### Short exercise
Each line that includes the string "sans" counts once; give the total and nothing else.

### Records
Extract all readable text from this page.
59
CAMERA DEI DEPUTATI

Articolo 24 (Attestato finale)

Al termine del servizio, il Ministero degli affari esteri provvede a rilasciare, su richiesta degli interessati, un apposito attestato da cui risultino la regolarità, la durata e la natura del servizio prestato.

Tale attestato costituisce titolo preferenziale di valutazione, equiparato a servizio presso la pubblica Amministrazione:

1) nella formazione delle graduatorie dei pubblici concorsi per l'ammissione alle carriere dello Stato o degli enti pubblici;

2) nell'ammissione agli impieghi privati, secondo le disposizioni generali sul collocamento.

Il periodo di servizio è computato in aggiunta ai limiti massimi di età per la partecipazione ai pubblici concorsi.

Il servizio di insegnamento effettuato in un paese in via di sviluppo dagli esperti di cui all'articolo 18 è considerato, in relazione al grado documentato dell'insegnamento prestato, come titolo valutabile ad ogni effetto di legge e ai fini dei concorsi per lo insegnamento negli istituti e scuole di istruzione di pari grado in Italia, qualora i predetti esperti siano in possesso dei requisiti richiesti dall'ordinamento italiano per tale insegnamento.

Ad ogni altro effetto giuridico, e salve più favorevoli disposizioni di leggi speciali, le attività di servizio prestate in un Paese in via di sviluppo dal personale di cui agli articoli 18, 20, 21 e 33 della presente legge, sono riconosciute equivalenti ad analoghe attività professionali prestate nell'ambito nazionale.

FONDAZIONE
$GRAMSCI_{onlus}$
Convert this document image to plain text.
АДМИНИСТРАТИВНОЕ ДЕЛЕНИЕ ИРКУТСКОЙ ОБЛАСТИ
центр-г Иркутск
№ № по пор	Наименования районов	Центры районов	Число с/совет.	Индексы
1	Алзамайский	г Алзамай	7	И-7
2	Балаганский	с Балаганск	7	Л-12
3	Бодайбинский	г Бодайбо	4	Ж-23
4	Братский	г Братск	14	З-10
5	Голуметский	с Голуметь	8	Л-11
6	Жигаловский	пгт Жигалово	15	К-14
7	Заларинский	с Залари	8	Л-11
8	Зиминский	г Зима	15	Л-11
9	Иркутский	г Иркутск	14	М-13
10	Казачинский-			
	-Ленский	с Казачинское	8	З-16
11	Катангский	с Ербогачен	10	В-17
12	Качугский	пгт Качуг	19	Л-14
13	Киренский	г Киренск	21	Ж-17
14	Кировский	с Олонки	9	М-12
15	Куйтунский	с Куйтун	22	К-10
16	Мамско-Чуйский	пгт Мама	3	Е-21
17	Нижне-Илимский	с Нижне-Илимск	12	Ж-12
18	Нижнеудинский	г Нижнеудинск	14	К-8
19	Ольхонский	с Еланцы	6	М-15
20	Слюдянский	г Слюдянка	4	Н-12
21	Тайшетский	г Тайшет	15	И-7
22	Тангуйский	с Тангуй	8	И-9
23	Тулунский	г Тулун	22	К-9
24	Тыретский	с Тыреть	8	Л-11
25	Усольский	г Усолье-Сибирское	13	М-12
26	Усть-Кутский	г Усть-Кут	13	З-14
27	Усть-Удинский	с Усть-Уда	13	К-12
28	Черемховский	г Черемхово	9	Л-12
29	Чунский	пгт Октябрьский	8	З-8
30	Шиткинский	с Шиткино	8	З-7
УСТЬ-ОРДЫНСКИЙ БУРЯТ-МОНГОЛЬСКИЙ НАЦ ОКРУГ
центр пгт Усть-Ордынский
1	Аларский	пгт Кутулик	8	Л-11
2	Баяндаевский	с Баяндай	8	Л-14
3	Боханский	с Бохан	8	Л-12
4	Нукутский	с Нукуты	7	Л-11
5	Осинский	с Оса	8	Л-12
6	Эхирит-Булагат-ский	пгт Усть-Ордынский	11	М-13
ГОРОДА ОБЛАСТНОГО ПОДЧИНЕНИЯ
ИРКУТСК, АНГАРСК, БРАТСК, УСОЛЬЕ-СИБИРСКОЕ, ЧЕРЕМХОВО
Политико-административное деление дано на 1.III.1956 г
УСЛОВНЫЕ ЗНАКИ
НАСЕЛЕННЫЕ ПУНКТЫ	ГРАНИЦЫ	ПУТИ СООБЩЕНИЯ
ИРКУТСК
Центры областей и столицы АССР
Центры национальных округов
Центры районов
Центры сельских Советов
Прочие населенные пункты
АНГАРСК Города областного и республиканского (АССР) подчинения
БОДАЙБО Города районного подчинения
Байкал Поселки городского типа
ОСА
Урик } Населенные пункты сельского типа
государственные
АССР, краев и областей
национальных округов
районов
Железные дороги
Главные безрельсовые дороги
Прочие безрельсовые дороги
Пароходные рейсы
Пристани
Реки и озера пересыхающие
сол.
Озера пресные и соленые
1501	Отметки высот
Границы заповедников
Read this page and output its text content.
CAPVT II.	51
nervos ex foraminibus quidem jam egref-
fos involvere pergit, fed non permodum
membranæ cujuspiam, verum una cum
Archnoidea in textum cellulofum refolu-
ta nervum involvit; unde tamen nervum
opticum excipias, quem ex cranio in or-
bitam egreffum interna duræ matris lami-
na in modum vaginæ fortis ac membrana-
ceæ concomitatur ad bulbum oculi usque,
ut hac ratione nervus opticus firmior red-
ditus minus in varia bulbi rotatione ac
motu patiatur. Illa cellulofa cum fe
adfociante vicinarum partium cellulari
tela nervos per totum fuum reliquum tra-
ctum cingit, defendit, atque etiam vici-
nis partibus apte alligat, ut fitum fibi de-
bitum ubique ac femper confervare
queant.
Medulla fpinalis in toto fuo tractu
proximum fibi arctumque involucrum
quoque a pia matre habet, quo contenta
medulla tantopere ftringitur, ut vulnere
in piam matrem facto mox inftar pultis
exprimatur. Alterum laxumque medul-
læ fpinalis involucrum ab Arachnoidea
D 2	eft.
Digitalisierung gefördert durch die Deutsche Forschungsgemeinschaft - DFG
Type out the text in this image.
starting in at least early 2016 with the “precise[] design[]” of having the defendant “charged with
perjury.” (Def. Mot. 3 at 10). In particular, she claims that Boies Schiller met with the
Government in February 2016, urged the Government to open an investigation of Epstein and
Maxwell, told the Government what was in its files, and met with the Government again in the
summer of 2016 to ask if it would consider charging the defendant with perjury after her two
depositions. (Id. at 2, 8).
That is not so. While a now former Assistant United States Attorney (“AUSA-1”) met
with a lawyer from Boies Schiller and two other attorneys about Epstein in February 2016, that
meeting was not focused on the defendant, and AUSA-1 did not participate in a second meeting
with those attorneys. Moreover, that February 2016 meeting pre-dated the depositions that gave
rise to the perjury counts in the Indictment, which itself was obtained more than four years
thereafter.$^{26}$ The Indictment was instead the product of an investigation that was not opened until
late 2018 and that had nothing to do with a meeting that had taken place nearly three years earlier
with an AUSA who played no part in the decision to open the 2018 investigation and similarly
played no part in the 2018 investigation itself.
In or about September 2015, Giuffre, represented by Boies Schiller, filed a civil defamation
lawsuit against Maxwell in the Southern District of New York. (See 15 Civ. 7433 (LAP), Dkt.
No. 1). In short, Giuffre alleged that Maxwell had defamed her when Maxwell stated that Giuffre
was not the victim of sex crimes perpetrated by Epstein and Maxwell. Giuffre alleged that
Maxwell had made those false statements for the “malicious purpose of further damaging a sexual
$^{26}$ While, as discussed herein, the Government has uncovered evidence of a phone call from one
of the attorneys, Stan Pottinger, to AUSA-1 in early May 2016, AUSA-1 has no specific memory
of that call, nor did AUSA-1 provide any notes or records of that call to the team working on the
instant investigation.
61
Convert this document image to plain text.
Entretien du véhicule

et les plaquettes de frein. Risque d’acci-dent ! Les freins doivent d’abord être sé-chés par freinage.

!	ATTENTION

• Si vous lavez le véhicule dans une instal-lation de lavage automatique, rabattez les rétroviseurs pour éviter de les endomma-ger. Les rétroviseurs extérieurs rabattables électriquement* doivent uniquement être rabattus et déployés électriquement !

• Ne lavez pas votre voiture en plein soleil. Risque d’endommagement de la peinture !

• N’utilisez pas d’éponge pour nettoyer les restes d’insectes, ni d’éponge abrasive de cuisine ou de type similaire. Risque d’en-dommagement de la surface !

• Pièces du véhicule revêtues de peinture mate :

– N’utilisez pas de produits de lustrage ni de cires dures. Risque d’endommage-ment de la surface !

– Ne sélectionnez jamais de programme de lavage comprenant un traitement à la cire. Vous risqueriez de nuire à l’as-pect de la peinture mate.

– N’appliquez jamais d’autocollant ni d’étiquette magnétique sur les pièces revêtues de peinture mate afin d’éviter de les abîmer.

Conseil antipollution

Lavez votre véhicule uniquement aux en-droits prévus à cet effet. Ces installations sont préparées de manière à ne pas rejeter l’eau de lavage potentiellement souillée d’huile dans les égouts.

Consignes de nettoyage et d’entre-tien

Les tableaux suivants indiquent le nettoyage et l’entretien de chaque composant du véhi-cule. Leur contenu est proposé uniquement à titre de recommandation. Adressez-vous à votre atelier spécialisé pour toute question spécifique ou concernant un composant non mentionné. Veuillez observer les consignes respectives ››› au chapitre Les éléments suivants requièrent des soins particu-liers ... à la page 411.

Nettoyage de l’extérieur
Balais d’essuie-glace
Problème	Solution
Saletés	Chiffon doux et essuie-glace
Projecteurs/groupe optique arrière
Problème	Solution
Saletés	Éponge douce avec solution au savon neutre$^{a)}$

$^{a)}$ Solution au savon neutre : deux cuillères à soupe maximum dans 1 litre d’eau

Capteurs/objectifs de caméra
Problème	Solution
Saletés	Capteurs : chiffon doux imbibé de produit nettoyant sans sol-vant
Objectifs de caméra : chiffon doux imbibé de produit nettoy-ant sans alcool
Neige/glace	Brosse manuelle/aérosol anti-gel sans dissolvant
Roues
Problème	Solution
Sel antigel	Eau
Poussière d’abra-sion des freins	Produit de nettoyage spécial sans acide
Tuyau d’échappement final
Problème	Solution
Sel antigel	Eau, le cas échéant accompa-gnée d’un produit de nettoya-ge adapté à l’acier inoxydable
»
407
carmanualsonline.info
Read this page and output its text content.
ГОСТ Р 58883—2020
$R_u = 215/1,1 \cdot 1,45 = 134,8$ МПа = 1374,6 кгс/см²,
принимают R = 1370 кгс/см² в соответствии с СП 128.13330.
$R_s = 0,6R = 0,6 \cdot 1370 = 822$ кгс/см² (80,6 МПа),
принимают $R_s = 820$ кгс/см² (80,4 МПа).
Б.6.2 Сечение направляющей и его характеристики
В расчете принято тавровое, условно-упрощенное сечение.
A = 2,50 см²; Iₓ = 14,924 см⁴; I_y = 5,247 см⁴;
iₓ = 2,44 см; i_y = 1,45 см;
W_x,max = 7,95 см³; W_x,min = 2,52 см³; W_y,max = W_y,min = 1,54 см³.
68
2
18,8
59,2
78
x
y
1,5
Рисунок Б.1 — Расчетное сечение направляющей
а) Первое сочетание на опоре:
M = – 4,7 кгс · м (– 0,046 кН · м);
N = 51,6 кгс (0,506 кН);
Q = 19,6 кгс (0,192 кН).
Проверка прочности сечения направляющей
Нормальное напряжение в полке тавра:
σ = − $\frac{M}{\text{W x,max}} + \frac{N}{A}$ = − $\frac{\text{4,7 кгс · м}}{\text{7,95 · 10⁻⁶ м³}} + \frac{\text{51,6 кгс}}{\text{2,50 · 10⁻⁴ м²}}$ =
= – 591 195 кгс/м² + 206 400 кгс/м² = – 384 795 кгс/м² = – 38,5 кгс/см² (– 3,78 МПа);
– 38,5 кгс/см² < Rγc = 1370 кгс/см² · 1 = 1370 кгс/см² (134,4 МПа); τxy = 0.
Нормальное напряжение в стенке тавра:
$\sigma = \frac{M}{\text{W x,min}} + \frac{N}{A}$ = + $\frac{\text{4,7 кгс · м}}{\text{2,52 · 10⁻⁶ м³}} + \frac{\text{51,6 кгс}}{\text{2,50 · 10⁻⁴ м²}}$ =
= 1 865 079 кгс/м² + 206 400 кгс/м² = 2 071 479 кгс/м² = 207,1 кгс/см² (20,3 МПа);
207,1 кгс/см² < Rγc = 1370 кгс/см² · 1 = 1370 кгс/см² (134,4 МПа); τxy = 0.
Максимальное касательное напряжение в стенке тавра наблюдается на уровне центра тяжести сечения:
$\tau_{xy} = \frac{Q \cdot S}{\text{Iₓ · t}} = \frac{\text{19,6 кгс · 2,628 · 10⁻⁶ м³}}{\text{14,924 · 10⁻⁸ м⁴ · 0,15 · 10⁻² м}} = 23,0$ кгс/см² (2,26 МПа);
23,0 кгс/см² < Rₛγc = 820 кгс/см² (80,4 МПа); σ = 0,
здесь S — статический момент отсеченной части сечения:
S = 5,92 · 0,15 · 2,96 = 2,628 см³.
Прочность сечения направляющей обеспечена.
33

### Solution below
4